** start of DATA SUPPLIED **

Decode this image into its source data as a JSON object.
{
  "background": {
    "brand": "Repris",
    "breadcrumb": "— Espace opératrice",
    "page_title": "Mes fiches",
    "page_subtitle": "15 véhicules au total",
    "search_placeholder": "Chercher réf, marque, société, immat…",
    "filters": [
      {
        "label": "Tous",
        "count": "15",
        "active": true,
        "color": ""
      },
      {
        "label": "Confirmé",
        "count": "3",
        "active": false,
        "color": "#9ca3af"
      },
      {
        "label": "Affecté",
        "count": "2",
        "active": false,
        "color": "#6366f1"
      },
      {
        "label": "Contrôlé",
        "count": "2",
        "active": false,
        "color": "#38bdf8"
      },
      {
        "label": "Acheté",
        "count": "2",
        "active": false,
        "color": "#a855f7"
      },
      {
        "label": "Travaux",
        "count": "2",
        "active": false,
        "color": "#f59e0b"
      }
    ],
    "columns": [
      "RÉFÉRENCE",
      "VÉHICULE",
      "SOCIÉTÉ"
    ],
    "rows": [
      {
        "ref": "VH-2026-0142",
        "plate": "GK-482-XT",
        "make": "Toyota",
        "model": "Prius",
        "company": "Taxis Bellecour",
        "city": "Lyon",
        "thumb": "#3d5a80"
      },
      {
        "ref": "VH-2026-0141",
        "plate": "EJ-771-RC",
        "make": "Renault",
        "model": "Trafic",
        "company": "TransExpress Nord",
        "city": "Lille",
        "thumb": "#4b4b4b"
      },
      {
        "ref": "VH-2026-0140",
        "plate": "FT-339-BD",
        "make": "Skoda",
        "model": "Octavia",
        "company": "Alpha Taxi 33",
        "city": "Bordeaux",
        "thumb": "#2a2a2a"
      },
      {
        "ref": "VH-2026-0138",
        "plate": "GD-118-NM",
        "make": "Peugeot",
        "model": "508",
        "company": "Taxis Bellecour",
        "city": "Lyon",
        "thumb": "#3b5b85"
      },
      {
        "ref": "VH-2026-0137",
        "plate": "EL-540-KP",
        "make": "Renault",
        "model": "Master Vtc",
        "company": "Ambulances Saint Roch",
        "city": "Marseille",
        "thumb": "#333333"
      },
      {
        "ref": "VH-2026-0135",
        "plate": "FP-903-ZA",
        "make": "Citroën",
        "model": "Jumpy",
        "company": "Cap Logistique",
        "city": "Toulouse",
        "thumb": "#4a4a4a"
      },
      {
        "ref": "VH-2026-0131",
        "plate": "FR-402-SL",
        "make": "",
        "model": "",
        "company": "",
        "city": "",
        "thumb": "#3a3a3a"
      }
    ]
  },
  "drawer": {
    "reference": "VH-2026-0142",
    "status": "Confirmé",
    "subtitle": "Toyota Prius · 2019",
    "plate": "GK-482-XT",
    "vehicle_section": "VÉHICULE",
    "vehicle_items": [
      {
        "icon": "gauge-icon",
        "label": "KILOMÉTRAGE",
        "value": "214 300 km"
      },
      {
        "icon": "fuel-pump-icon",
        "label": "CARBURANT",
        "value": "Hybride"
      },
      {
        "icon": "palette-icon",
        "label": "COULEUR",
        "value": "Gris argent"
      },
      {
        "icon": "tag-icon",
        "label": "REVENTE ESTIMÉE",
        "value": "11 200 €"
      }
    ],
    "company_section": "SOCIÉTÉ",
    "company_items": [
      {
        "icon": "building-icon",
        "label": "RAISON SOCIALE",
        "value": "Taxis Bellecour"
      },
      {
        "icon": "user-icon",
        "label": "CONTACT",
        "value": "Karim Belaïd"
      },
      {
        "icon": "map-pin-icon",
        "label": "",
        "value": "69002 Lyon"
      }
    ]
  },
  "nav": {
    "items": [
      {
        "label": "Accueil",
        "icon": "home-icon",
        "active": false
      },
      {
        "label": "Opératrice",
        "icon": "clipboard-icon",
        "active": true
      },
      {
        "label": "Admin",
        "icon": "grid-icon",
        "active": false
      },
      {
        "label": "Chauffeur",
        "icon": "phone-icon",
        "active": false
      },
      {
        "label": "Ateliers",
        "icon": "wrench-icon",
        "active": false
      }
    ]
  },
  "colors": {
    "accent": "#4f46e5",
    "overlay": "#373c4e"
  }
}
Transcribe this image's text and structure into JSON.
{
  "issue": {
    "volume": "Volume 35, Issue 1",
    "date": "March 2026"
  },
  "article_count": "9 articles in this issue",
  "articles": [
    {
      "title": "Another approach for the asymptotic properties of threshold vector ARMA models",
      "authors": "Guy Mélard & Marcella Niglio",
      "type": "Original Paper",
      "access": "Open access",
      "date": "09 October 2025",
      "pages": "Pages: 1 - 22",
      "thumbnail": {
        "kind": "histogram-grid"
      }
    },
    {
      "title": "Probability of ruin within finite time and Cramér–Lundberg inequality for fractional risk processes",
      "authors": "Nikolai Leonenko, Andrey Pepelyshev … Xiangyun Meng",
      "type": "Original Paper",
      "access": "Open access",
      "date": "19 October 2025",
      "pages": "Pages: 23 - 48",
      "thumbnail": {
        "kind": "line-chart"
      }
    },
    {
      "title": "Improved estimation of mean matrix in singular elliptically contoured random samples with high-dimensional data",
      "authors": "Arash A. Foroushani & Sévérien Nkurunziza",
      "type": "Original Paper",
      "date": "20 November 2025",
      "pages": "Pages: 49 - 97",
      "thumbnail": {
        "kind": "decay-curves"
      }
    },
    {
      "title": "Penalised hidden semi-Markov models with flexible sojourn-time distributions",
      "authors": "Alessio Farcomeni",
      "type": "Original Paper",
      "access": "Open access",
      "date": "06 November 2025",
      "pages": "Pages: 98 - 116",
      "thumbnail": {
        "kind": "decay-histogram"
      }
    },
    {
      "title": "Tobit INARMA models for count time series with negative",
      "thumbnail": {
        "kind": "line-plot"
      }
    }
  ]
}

** end of DATA SUPPLIED **

> [WHAT YOU WILL DO]
Report the number of lines of the listing above that hold the string "JSON", with no other text.

> [EXERCISE OUTPUT]
2